Data lines.
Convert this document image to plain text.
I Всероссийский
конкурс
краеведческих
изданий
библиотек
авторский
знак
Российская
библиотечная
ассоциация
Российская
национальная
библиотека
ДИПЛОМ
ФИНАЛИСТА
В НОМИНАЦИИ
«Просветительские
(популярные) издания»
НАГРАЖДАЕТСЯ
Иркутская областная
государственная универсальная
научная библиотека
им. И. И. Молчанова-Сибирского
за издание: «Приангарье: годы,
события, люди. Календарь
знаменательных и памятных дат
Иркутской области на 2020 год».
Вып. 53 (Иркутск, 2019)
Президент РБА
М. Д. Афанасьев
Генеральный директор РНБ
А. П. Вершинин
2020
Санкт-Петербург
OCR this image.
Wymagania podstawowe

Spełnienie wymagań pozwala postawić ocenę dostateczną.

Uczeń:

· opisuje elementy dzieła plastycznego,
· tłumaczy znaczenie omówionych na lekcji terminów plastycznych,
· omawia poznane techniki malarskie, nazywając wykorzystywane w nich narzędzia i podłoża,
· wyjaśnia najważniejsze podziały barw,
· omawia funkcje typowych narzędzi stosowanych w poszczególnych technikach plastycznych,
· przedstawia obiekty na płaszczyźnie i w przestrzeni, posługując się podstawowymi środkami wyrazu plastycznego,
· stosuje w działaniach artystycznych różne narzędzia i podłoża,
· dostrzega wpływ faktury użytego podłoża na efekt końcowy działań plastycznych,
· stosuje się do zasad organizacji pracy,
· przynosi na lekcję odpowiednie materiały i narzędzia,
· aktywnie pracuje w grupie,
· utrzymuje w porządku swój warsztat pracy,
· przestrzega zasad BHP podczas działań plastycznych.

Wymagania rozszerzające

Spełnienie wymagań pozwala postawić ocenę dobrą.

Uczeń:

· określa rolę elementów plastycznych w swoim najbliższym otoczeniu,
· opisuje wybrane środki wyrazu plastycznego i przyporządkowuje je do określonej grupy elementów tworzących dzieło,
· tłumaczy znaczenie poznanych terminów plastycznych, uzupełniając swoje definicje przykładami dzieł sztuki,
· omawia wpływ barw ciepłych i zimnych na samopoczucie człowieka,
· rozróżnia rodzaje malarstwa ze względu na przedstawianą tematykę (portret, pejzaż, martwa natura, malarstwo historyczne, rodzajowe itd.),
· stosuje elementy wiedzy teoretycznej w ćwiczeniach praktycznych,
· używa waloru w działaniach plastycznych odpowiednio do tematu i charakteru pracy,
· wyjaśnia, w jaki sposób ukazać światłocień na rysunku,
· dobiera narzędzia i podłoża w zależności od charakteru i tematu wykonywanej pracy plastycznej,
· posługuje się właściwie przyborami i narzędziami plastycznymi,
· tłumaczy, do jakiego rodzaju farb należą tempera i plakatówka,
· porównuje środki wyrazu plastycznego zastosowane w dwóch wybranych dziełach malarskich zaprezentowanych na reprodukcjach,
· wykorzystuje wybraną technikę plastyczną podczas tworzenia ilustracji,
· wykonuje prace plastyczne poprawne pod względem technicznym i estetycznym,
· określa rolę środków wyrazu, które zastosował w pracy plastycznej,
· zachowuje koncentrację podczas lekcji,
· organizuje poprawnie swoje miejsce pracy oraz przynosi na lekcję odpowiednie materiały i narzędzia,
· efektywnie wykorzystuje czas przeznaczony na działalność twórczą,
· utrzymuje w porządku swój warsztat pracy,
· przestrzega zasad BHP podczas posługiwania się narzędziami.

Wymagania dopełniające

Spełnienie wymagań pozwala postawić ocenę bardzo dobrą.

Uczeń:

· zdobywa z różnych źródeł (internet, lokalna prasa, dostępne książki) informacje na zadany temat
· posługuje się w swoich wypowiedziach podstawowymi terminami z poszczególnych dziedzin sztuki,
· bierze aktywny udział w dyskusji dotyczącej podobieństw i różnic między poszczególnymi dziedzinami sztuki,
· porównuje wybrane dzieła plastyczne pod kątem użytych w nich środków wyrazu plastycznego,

Prompt.
Copy all of the data exactly.

Result for this exercise.
Convert this document image to plain text.
I Всероссийский
конкурс
краеведческих
изданий
библиотек
авторский
знак
Российская
библиотечная
ассоциация
Российская
национальная
библиотека
ДИПЛОМ
ФИНАЛИСТА
В НОМИНАЦИИ
«Просветительские
(популярные) издания»
НАГРАЖДАЕТСЯ
Иркутская областная
государственная универсальная
научная библиотека
им. И. И. Молчанова-Сибирского
за издание: «Приангарье: годы,
события, люди. Календарь
знаменательных и памятных дат
Иркутской области на 2020 год».
Вып. 53 (Иркутск, 2019)
Президент РБА
М. Д. Афанасьев
Генеральный директор РНБ
А. П. Вершинин
2020
Санкт-Петербург
OCR this image.
Wymagania podstawowe

Spełnienie wymagań pozwala postawić ocenę dostateczną.

Uczeń:

· opisuje elementy dzieła plastycznego,
· tłumaczy znaczenie omówionych na lekcji terminów plastycznych,
· omawia poznane techniki malarskie, nazywając wykorzystywane w nich narzędzia i podłoża,
· wyjaśnia najważniejsze podziały barw,
· omawia funkcje typowych narzędzi stosowanych w poszczególnych technikach plastycznych,
· przedstawia obiekty na płaszczyźnie i w przestrzeni, posługując się podstawowymi środkami wyrazu plastycznego,
· stosuje w działaniach artystycznych różne narzędzia i podłoża,
· dostrzega wpływ faktury użytego podłoża na efekt końcowy działań plastycznych,
· stosuje się do zasad organizacji pracy,
· przynosi na lekcję odpowiednie materiały i narzędzia,
· aktywnie pracuje w grupie,
· utrzymuje w porządku swój warsztat pracy,
· przestrzega zasad BHP podczas działań plastycznych.

Wymagania rozszerzające

Spełnienie wymagań pozwala postawić ocenę dobrą.

Uczeń:

· określa rolę elementów plastycznych w swoim najbliższym otoczeniu,
· opisuje wybrane środki wyrazu plastycznego i przyporządkowuje je do określonej grupy elementów tworzących dzieło,
· tłumaczy znaczenie poznanych terminów plastycznych, uzupełniając swoje definicje przykładami dzieł sztuki,
· omawia wpływ barw ciepłych i zimnych na samopoczucie człowieka,
· rozróżnia rodzaje malarstwa ze względu na przedstawianą tematykę (portret, pejzaż, martwa natura, malarstwo historyczne, rodzajowe itd.),
· stosuje elementy wiedzy teoretycznej w ćwiczeniach praktycznych,
· używa waloru w działaniach plastycznych odpowiednio do tematu i charakteru pracy,
· wyjaśnia, w jaki sposób ukazać światłocień na rysunku,
· dobiera narzędzia i podłoża w zależności od charakteru i tematu wykonywanej pracy plastycznej,
· posługuje się właściwie przyborami i narzędziami plastycznymi,
· tłumaczy, do jakiego rodzaju farb należą tempera i plakatówka,
· porównuje środki wyrazu plastycznego zastosowane w dwóch wybranych dziełach malarskich zaprezentowanych na reprodukcjach,
· wykorzystuje wybraną technikę plastyczną podczas tworzenia ilustracji,
· wykonuje prace plastyczne poprawne pod względem technicznym i estetycznym,
· określa rolę środków wyrazu, które zastosował w pracy plastycznej,
· zachowuje koncentrację podczas lekcji,
· organizuje poprawnie swoje miejsce pracy oraz przynosi na lekcję odpowiednie materiały i narzędzia,
· efektywnie wykorzystuje czas przeznaczony na działalność twórczą,
· utrzymuje w porządku swój warsztat pracy,
· przestrzega zasad BHP podczas posługiwania się narzędziami.

Wymagania dopełniające

Spełnienie wymagań pozwala postawić ocenę bardzo dobrą.

Uczeń:

· zdobywa z różnych źródeł (internet, lokalna prasa, dostępne książki) informacje na zadany temat
· posługuje się w swoich wypowiedziach podstawowymi terminami z poszczególnych dziedzin sztuki,
· bierze aktywny udział w dyskusji dotyczącej podobieństw i różnic między poszczególnymi dziedzinami sztuki,
· porównuje wybrane dzieła plastyczne pod kątem użytych w nich środków wyrazu plastycznego,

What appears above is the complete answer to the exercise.